Dataset rows:

## Begin

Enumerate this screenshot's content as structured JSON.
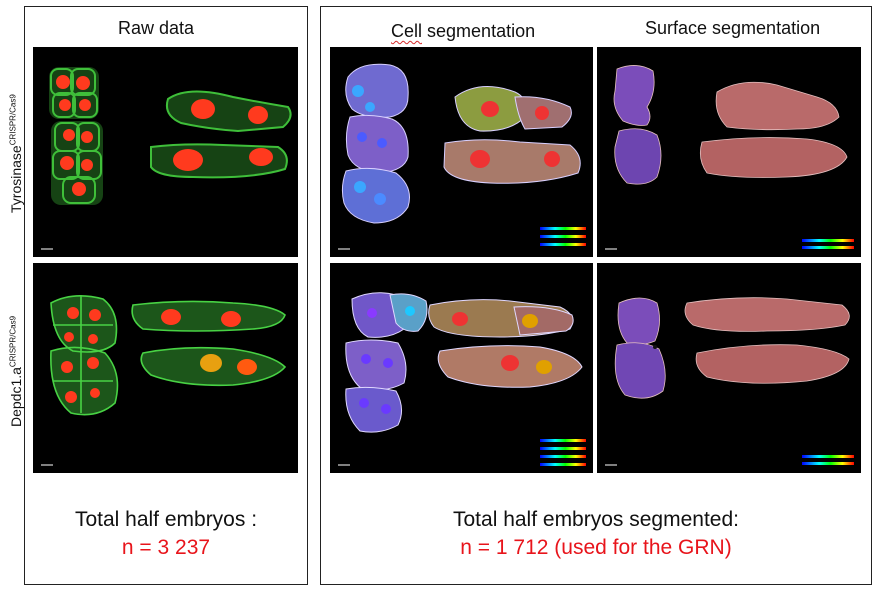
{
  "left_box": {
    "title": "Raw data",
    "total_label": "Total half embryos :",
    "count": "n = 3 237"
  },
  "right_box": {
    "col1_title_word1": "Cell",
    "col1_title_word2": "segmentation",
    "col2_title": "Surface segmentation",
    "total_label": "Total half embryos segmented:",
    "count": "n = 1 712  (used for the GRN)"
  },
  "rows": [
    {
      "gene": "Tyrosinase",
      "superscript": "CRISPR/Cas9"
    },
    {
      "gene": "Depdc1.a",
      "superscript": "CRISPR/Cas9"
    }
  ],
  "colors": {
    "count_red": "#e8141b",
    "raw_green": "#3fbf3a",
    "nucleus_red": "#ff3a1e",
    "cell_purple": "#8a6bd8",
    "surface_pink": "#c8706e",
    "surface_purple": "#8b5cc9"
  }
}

## End

- **Do this**:
Pull out all lines from the entries above that include the word "embryos".

- **Solution for this exercise**:
    "total_label": "Total half embryos :",
    "total_label": "Total half embryos segmented:",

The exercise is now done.